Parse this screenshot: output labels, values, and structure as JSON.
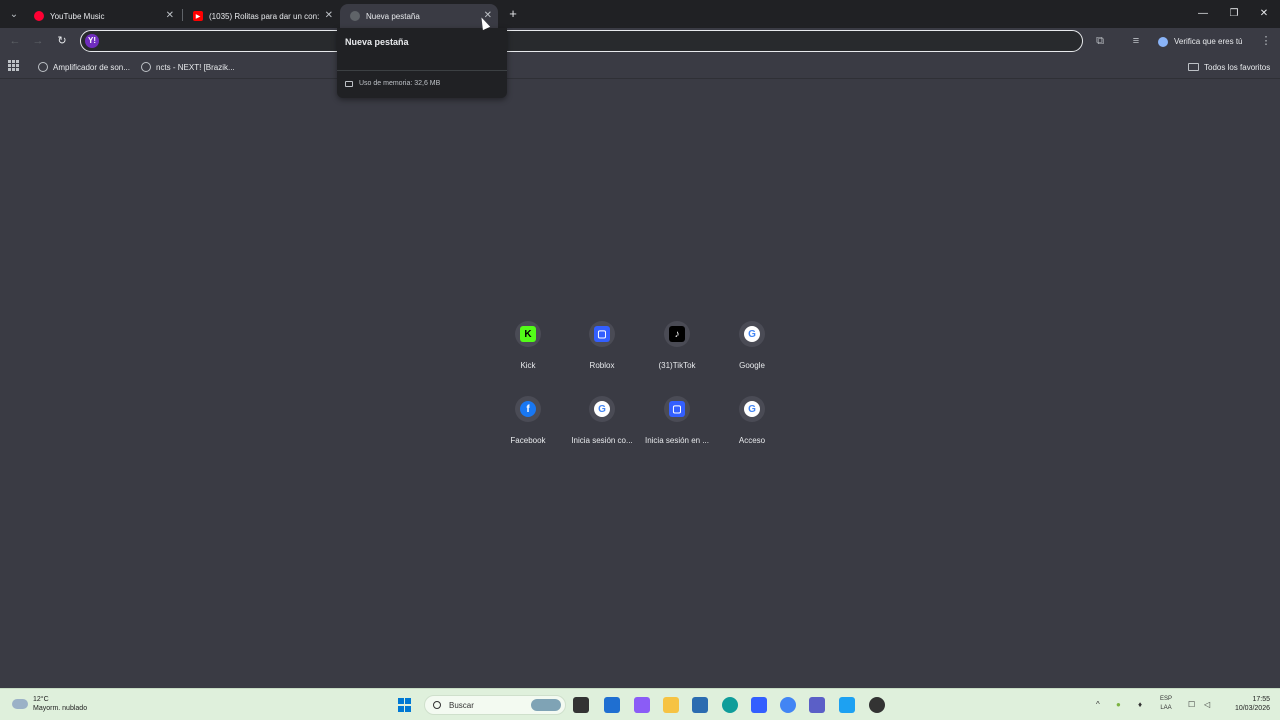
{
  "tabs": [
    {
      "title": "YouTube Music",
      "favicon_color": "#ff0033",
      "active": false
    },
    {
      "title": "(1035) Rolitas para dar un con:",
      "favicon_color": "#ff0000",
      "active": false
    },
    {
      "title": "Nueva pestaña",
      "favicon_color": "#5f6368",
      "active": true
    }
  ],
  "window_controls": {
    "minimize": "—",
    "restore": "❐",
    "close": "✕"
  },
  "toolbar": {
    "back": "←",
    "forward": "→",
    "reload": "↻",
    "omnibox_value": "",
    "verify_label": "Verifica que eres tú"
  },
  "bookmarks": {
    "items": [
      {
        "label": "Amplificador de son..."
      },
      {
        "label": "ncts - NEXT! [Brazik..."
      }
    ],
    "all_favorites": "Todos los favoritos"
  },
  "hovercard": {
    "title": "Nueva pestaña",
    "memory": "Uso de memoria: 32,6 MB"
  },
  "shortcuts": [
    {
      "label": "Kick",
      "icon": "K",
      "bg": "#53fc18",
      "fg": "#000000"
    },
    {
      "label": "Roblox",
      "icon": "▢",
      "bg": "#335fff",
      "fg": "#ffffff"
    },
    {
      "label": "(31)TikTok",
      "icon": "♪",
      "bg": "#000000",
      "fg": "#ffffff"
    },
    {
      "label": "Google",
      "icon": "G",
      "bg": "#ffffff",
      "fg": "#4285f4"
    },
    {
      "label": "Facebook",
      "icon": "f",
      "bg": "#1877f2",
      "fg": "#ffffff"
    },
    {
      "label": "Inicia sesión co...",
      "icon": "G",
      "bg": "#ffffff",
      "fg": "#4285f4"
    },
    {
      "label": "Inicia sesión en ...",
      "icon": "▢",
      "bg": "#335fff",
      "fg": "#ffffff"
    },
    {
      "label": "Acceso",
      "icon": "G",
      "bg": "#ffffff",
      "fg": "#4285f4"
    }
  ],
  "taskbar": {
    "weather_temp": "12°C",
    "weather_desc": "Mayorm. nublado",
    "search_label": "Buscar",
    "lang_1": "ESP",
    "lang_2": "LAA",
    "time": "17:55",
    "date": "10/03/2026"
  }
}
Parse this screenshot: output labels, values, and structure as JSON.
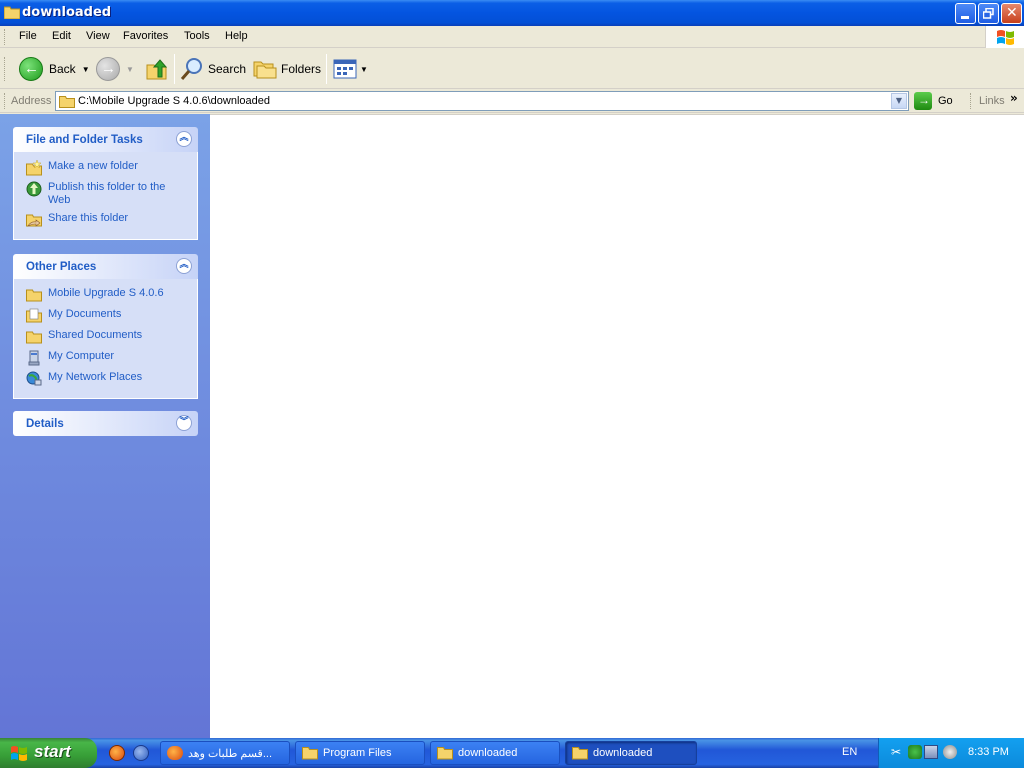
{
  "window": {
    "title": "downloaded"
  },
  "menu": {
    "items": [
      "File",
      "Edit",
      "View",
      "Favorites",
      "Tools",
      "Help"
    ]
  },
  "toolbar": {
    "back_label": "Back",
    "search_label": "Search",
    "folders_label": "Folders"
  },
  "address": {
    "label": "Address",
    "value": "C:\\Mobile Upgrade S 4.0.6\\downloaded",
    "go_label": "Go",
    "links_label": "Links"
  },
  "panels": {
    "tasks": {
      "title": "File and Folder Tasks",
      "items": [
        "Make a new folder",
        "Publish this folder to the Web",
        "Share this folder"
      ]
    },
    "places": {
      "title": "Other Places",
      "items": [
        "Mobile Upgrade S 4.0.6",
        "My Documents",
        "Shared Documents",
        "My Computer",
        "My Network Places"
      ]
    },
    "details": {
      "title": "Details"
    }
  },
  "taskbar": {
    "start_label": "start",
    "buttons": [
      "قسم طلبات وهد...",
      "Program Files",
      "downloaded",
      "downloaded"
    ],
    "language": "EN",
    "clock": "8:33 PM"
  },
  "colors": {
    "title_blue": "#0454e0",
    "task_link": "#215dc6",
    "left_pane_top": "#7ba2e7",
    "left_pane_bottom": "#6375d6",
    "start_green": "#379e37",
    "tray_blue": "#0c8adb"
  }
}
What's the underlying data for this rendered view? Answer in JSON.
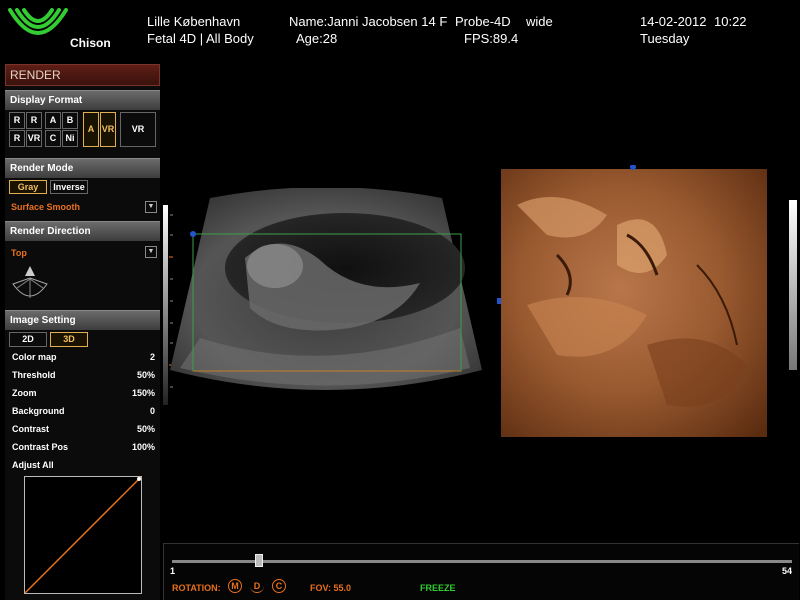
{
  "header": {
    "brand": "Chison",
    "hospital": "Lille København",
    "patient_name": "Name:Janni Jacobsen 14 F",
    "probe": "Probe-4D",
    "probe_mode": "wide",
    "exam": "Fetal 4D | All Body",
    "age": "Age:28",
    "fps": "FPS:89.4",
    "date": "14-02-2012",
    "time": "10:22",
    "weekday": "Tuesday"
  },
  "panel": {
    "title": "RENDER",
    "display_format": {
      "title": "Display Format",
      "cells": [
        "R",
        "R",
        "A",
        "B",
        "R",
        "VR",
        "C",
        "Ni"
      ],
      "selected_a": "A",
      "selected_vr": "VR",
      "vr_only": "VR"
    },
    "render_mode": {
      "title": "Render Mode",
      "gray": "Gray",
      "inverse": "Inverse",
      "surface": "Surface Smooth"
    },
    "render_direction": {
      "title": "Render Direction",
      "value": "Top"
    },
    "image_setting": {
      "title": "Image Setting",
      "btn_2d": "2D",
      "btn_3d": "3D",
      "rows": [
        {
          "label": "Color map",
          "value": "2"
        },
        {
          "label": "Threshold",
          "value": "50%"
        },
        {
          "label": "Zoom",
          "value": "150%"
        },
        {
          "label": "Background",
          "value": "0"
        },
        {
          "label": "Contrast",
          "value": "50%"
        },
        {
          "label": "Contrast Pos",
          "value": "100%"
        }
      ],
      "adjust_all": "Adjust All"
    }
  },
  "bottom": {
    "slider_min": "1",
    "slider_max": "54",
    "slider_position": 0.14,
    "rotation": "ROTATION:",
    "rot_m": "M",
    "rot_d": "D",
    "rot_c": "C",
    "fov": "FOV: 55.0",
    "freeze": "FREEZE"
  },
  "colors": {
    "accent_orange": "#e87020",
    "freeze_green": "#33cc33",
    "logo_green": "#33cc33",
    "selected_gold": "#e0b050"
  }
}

========

Above are several records. Count the lines among them that contain "Upgrade" and give only the total.

2